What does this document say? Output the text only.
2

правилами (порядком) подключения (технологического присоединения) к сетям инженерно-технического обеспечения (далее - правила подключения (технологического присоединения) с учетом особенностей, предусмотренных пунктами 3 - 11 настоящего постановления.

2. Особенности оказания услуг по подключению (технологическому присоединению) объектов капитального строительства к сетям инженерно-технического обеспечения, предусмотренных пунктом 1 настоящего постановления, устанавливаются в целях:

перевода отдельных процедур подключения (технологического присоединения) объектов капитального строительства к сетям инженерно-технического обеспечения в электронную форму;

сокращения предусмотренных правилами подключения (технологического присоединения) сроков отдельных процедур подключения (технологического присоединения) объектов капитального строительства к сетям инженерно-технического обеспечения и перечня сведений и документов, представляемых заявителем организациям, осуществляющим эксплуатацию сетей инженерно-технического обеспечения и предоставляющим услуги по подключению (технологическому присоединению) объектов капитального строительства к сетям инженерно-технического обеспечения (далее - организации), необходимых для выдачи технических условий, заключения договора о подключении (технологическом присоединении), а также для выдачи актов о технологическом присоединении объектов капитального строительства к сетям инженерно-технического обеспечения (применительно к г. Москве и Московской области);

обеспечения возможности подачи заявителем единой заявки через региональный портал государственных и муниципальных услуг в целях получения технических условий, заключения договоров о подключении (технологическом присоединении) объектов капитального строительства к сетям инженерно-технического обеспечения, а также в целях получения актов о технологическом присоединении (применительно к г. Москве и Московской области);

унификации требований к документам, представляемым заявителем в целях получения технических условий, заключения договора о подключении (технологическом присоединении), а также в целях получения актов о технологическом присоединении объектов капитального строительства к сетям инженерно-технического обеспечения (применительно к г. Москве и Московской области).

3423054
* * *
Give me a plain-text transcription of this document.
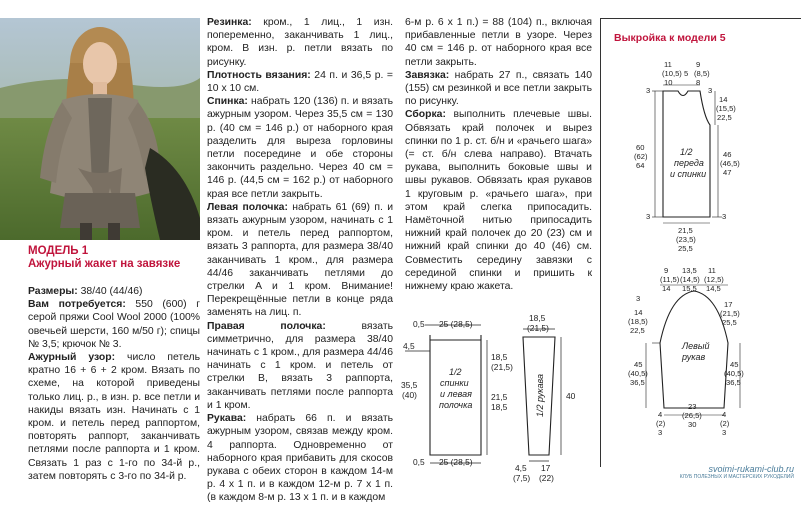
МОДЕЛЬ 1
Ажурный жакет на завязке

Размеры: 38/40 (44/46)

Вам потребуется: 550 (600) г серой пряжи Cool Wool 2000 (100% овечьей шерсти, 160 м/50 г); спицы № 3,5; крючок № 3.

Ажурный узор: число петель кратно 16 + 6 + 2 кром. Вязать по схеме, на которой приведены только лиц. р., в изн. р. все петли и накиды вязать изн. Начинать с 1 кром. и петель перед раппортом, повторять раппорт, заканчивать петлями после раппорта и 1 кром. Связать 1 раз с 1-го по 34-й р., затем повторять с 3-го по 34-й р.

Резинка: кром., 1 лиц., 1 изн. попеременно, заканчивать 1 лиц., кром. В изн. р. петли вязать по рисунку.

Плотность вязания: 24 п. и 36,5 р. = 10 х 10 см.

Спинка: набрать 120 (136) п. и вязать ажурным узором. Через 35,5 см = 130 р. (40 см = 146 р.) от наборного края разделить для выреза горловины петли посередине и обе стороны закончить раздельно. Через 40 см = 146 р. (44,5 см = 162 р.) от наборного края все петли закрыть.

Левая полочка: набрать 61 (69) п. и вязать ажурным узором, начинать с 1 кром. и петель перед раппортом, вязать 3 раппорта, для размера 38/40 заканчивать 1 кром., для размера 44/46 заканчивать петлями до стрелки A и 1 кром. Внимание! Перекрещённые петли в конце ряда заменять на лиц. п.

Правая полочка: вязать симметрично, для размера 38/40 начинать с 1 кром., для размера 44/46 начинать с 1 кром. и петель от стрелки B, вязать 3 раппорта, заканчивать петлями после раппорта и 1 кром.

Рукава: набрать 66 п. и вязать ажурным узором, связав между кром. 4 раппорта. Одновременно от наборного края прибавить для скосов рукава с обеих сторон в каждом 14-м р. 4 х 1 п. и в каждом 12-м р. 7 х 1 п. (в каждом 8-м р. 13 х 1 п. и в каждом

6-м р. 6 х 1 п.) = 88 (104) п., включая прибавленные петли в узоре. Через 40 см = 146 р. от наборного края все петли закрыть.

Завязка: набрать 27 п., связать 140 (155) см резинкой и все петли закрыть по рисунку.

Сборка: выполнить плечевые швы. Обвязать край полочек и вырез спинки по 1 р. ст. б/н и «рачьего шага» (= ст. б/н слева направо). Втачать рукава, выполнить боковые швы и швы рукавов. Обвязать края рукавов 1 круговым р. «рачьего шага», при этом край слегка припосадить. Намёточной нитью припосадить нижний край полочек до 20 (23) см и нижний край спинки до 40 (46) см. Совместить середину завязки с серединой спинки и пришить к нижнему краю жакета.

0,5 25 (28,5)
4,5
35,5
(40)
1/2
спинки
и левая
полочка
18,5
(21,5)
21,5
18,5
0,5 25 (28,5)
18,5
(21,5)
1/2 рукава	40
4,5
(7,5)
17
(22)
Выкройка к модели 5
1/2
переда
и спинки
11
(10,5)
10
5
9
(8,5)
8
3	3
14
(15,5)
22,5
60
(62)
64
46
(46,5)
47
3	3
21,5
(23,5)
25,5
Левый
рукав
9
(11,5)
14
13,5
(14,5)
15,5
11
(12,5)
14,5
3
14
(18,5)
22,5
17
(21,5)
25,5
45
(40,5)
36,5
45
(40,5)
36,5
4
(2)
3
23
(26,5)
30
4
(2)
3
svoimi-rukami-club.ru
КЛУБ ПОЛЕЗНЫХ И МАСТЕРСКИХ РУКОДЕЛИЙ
---
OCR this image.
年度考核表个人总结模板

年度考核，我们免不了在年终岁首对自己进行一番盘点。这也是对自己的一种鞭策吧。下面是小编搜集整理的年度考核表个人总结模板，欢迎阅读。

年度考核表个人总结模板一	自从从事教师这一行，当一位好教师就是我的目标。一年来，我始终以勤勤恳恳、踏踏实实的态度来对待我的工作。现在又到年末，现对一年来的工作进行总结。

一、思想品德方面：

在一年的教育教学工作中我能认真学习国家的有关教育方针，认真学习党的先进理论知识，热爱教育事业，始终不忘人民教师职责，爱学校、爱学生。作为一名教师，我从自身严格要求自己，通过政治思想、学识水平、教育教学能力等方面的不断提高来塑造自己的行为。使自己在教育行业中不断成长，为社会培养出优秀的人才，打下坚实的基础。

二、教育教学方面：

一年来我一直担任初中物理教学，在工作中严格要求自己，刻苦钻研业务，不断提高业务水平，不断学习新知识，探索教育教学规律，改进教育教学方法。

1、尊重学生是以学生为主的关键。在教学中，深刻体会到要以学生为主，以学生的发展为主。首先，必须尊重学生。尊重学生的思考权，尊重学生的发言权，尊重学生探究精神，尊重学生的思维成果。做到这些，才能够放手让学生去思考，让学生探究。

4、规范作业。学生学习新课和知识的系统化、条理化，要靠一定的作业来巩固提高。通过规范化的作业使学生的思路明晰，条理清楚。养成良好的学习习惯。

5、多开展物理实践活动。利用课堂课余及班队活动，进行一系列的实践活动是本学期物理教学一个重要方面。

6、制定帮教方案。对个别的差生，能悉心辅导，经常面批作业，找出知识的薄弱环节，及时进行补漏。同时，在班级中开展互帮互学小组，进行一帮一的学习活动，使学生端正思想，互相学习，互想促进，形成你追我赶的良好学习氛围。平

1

What to produce –
Report only the number of lines in the data above that contain "рисунку".

Correct result –
2